- Problem requirements: Locate the string "title" in the records below. Copy every line where it occurs.

[Collected data entries]
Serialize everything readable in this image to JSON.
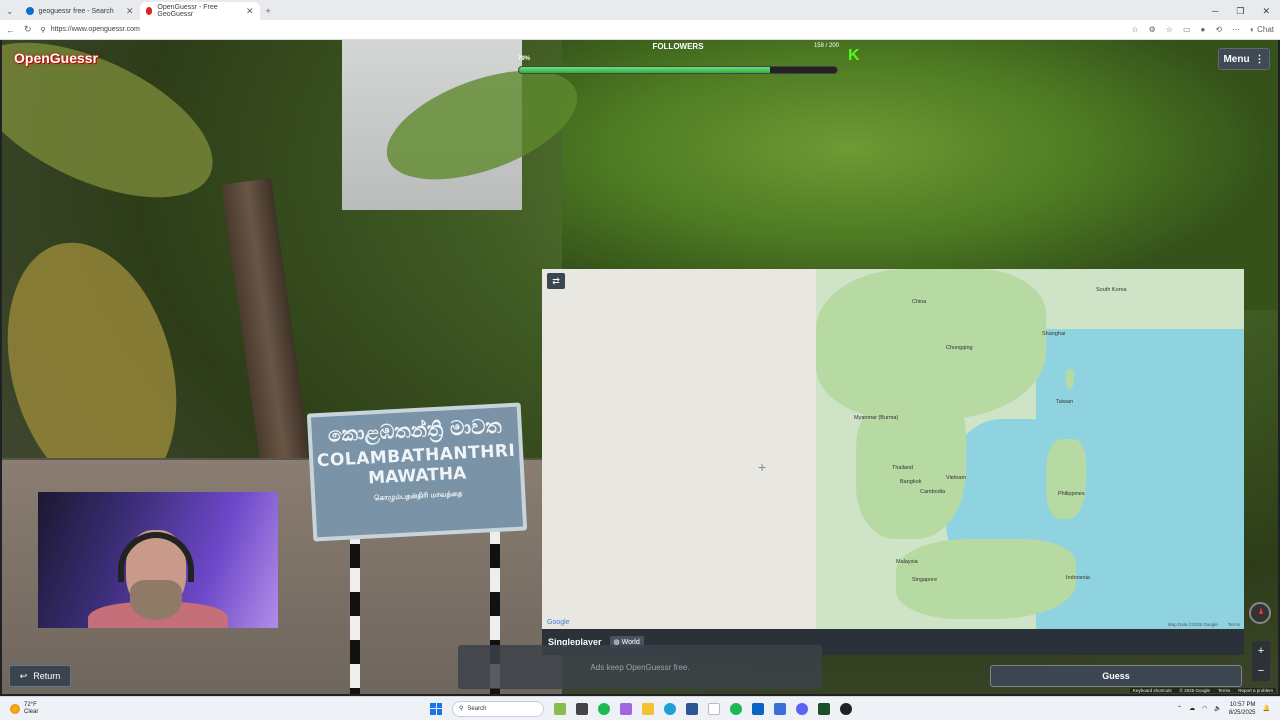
{
  "browser": {
    "tabs": [
      {
        "title": "geoguessr free - Search",
        "close": "✕"
      },
      {
        "title": "OpenGuessr - Free GeoGuessr",
        "close": "✕"
      }
    ],
    "new_tab": "+",
    "url": "https://www.openguessr.com"
  },
  "game": {
    "logo": "OpenGuessr",
    "followers": {
      "title": "FOLLOWERS",
      "percent_label": "79%",
      "percent_value": 79,
      "count": "158 / 200"
    },
    "menu_label": "Menu",
    "sign": {
      "line1": "කොළඹතන්ත්‍රි මාවත",
      "line2": "COLAMBATHANTHRI",
      "line3": "MAWATHA",
      "line4": "கொழும்பதன்திரி மாவத்தை"
    },
    "map": {
      "labels": [
        "China",
        "South Korea",
        "Chongqing",
        "Shanghai",
        "Taiwan",
        "Myanmar (Burma)",
        "Thailand",
        "Vietnam",
        "Cambodia",
        "Bangkok",
        "Philippines",
        "Malaysia",
        "Singapore",
        "Indonesia"
      ],
      "google": "Google",
      "map_data": "Map Data ©2025 Google",
      "terms": "Terms"
    },
    "mode": {
      "name": "Singleplayer",
      "scope": "World"
    },
    "ad_text": "Ads keep OpenGuessr free.",
    "return_label": "Return",
    "guess_label": "Guess",
    "zoom": {
      "in": "+",
      "out": "−"
    },
    "footer": [
      "Keyboard shortcuts",
      "© 2025 Google",
      "Terms",
      "Report a problem"
    ]
  },
  "taskbar": {
    "weather_temp": "72°F",
    "weather_desc": "Clear",
    "search_placeholder": "Search",
    "time": "10:57 PM",
    "date": "8/25/2025"
  },
  "colors": {
    "accent_green": "#2fae3f",
    "kick_green": "#53fc18",
    "logo_red": "#c00000"
  }
}
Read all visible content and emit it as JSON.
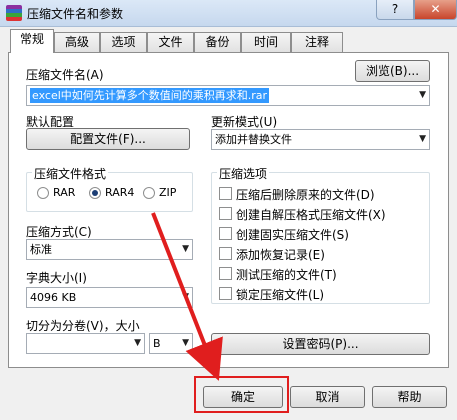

- Answer below:
        "title": "geoguessr free - Search",
        "title": "OpenGuessr - Free GeoGuessr",
      "title": "FOLLOWERS",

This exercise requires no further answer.